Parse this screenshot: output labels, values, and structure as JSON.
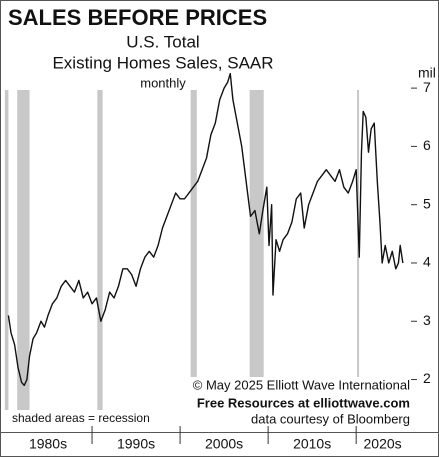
{
  "chart_data": {
    "type": "line",
    "title": "SALES BEFORE PRICES",
    "subtitle": [
      "U.S. Total",
      "Existing Homes Sales, SAAR",
      "monthly"
    ],
    "y_unit": "mil",
    "annotations": [
      "© May 2025  Elliott Wave International",
      "Free Resources at elliottwave.com",
      "data courtesy of Bloomberg"
    ],
    "recession_note": "shaded areas = recession",
    "recessions": [
      [
        1980.1,
        1980.5
      ],
      [
        1981.5,
        1982.9
      ],
      [
        1990.6,
        1991.2
      ],
      [
        2001.2,
        2001.9
      ],
      [
        2007.9,
        2009.5
      ],
      [
        2020.1,
        2020.3
      ]
    ],
    "recession_color": "#c8c8c8",
    "x": [
      1980.5,
      1980.8,
      1981.2,
      1981.6,
      1982.0,
      1982.3,
      1982.6,
      1982.9,
      1983.3,
      1983.7,
      1984.2,
      1984.6,
      1985.0,
      1985.5,
      1986.0,
      1986.5,
      1987.0,
      1987.5,
      1988.0,
      1988.5,
      1989.0,
      1989.5,
      1990.0,
      1990.5,
      1991.0,
      1991.5,
      1992.0,
      1992.5,
      1993.0,
      1993.5,
      1994.0,
      1994.5,
      1995.0,
      1995.5,
      1996.0,
      1996.5,
      1997.0,
      1997.5,
      1998.0,
      1998.5,
      1999.0,
      1999.5,
      2000.0,
      2000.5,
      2001.0,
      2001.5,
      2002.0,
      2002.5,
      2003.0,
      2003.5,
      2004.0,
      2004.5,
      2005.0,
      2005.4,
      2005.7,
      2006.0,
      2006.5,
      2007.0,
      2007.5,
      2008.0,
      2008.5,
      2009.0,
      2009.4,
      2009.85,
      2010.1,
      2010.4,
      2010.55,
      2010.9,
      2011.3,
      2011.7,
      2012.2,
      2012.7,
      2013.2,
      2013.7,
      2014.1,
      2014.6,
      2015.1,
      2015.6,
      2016.1,
      2016.6,
      2017.1,
      2017.6,
      2018.1,
      2018.6,
      2019.1,
      2019.6,
      2020.0,
      2020.35,
      2020.6,
      2020.8,
      2021.1,
      2021.4,
      2021.7,
      2022.05,
      2022.4,
      2022.7,
      2022.95,
      2023.3,
      2023.7,
      2024.1,
      2024.5,
      2024.8,
      2025.0,
      2025.3
    ],
    "series": [
      {
        "name": "Existing Home Sales",
        "color": "#111111",
        "values": [
          3.1,
          2.8,
          2.6,
          2.2,
          1.95,
          1.9,
          2.0,
          2.4,
          2.7,
          2.8,
          3.0,
          2.9,
          3.1,
          3.3,
          3.4,
          3.6,
          3.7,
          3.6,
          3.5,
          3.7,
          3.4,
          3.5,
          3.3,
          3.4,
          3.0,
          3.2,
          3.5,
          3.4,
          3.6,
          3.9,
          3.9,
          3.8,
          3.6,
          3.9,
          4.1,
          4.2,
          4.1,
          4.3,
          4.6,
          4.8,
          5.0,
          5.2,
          5.1,
          5.1,
          5.2,
          5.3,
          5.4,
          5.6,
          5.8,
          6.2,
          6.4,
          6.8,
          7.0,
          7.1,
          7.25,
          6.8,
          6.4,
          6.0,
          5.4,
          4.8,
          4.9,
          4.5,
          4.9,
          5.3,
          4.3,
          5.0,
          3.45,
          4.4,
          4.2,
          4.4,
          4.5,
          4.7,
          5.1,
          5.2,
          4.6,
          5.0,
          5.2,
          5.4,
          5.5,
          5.6,
          5.5,
          5.4,
          5.6,
          5.3,
          5.2,
          5.4,
          5.6,
          4.1,
          5.9,
          6.6,
          6.5,
          5.9,
          6.3,
          6.4,
          5.4,
          4.7,
          4.0,
          4.3,
          4.0,
          4.2,
          3.9,
          4.0,
          4.3,
          4.0
        ]
      }
    ],
    "xlim": [
      1980,
      2026
    ],
    "ylim": [
      1.1,
      8.1
    ],
    "yticks": [
      2,
      3,
      4,
      5,
      6,
      7
    ],
    "x_dividers": [
      1990,
      2000,
      2010,
      2020
    ],
    "xticks": [
      {
        "value": 1985,
        "label": "1980s"
      },
      {
        "value": 1995,
        "label": "1990s"
      },
      {
        "value": 2005,
        "label": "2000s"
      },
      {
        "value": 2015,
        "label": "2010s"
      },
      {
        "value": 2023,
        "label": "2020s"
      }
    ]
  }
}
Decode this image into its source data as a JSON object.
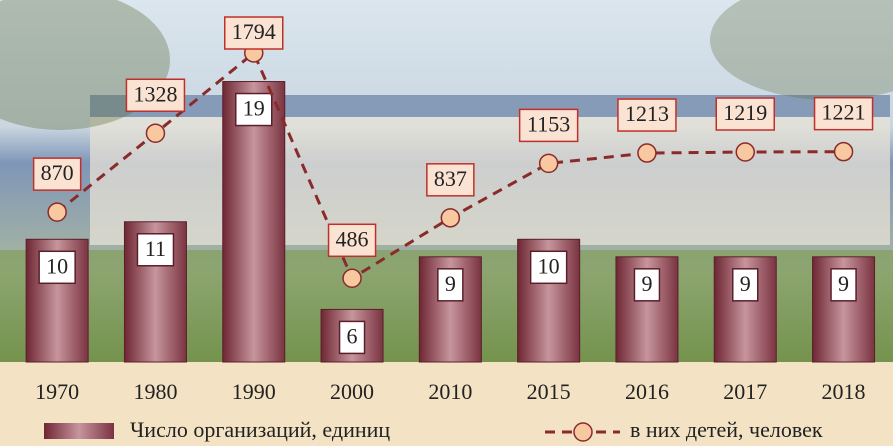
{
  "chart_data": {
    "type": "bar-line",
    "categories": [
      "1970",
      "1980",
      "1990",
      "2000",
      "2010",
      "2015",
      "2016",
      "2017",
      "2018"
    ],
    "series": [
      {
        "name": "Число организаций, единиц",
        "type": "bar",
        "color": "#8a3a48",
        "values": [
          10,
          11,
          19,
          6,
          9,
          10,
          9,
          9,
          9
        ]
      },
      {
        "name": "в них детей, человек",
        "type": "line",
        "axis": "y2",
        "color": "#8b2a2a",
        "values": [
          870,
          1328,
          1794,
          486,
          837,
          1153,
          1213,
          1219,
          1221
        ]
      }
    ],
    "ylim": [
      3,
      20
    ],
    "y2lim": [
      0,
      1730
    ]
  }
}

**INSTRUCTIONS TO FOLLOW:** Restate the full listing verbatim and drop every picture.

**FINISHED ANSWER:**
Parse this screenshot: output labels, values, and structure as JSON.
{
  "chart_data": {
    "type": "line",
    "title": "SALES BEFORE PRICES",
    "subtitle": [
      "U.S. Total",
      "Existing Homes Sales, SAAR",
      "monthly"
    ],
    "y_unit": "mil",
    "annotations": [
      "© May 2025  Elliott Wave International",
      "Free Resources at elliottwave.com",
      "data courtesy of Bloomberg"
    ],
    "recession_note": "shaded areas = recession",
    "recessions": [
      [
        1980.1,
        1980.5
      ],
      [
        1981.5,
        1982.9
      ],
      [
        1990.6,
        1991.2
      ],
      [
        2001.2,
        2001.9
      ],
      [
        2007.9,
        2009.5
      ],
      [
        2020.1,
        2020.3
      ]
    ],
    "recession_color": "#c8c8c8",
    "x": [
      1980.5,
      1980.8,
      1981.2,
      1981.6,
      1982.0,
      1982.3,
      1982.6,
      1982.9,
      1983.3,
      1983.7,
      1984.2,
      1984.6,
      1985.0,
      1985.5,
      1986.0,
      1986.5,
      1987.0,
      1987.5,
      1988.0,
      1988.5,
      1989.0,
      1989.5,
      1990.0,
      1990.5,
      1991.0,
      1991.5,
      1992.0,
      1992.5,
      1993.0,
      1993.5,
      1994.0,
      1994.5,
      1995.0,
      1995.5,
      1996.0,
      1996.5,
      1997.0,
      1997.5,
      1998.0,
      1998.5,
      1999.0,
      1999.5,
      2000.0,
      2000.5,
      2001.0,
      2001.5,
      2002.0,
      2002.5,
      2003.0,
      2003.5,
      2004.0,
      2004.5,
      2005.0,
      2005.4,
      2005.7,
      2006.0,
      2006.5,
      2007.0,
      2007.5,
      2008.0,
      2008.5,
      2009.0,
      2009.4,
      2009.85,
      2010.1,
      2010.4,
      2010.55,
      2010.9,
      2011.3,
      2011.7,
      2012.2,
      2012.7,
      2013.2,
      2013.7,
      2014.1,
      2014.6,
      2015.1,
      2015.6,
      2016.1,
      2016.6,
      2017.1,
      2017.6,
      2018.1,
      2018.6,
      2019.1,
      2019.6,
      2020.0,
      2020.35,
      2020.6,
      2020.8,
      2021.1,
      2021.4,
      2021.7,
      2022.05,
      2022.4,
      2022.7,
      2022.95,
      2023.3,
      2023.7,
      2024.1,
      2024.5,
      2024.8,
      2025.0,
      2025.3
    ],
    "series": [
      {
        "name": "Existing Home Sales",
        "color": "#111111",
        "values": [
          3.1,
          2.8,
          2.6,
          2.2,
          1.95,
          1.9,
          2.0,
          2.4,
          2.7,
          2.8,
          3.0,
          2.9,
          3.1,
          3.3,
          3.4,
          3.6,
          3.7,
          3.6,
          3.5,
          3.7,
          3.4,
          3.5,
          3.3,
          3.4,
          3.0,
          3.2,
          3.5,
          3.4,
          3.6,
          3.9,
          3.9,
          3.8,
          3.6,
          3.9,
          4.1,
          4.2,
          4.1,
          4.3,
          4.6,
          4.8,
          5.0,
          5.2,
          5.1,
          5.1,
          5.2,
          5.3,
          5.4,
          5.6,
          5.8,
          6.2,
          6.4,
          6.8,
          7.0,
          7.1,
          7.25,
          6.8,
          6.4,
          6.0,
          5.4,
          4.8,
          4.9,
          4.5,
          4.9,
          5.3,
          4.3,
          5.0,
          3.45,
          4.4,
          4.2,
          4.4,
          4.5,
          4.7,
          5.1,
          5.2,
          4.6,
          5.0,
          5.2,
          5.4,
          5.5,
          5.6,
          5.5,
          5.4,
          5.6,
          5.3,
          5.2,
          5.4,
          5.6,
          4.1,
          5.9,
          6.6,
          6.5,
          5.9,
          6.3,
          6.4,
          5.4,
          4.7,
          4.0,
          4.3,
          4.0,
          4.2,
          3.9,
          4.0,
          4.3,
          4.0
        ]
      }
    ],
    "xlim": [
      1980,
      2026
    ],
    "ylim": [
      1.1,
      8.1
    ],
    "yticks": [
      2,
      3,
      4,
      5,
      6,
      7
    ],
    "x_dividers": [
      1990,
      2000,
      2010,
      2020
    ],
    "xticks": [
      {
        "value": 1985,
        "label": "1980s"
      },
      {
        "value": 1995,
        "label": "1990s"
      },
      {
        "value": 2005,
        "label": "2000s"
      },
      {
        "value": 2015,
        "label": "2010s"
      },
      {
        "value": 2023,
        "label": "2020s"
      }
    ]
  }
}
Decode this image into its source data as a JSON object.
{
  "chart_data": {
    "type": "bar-line",
    "categories": [
      "1970",
      "1980",
      "1990",
      "2000",
      "2010",
      "2015",
      "2016",
      "2017",
      "2018"
    ],
    "series": [
      {
        "name": "Число организаций, единиц",
        "type": "bar",
        "color": "#8a3a48",
        "values": [
          10,
          11,
          19,
          6,
          9,
          10,
          9,
          9,
          9
        ]
      },
      {
        "name": "в них детей, человек",
        "type": "line",
        "axis": "y2",
        "color": "#8b2a2a",
        "values": [
          870,
          1328,
          1794,
          486,
          837,
          1153,
          1213,
          1219,
          1221
        ]
      }
    ],
    "ylim": [
      3,
      20
    ],
    "y2lim": [
      0,
      1730
    ]
  }
}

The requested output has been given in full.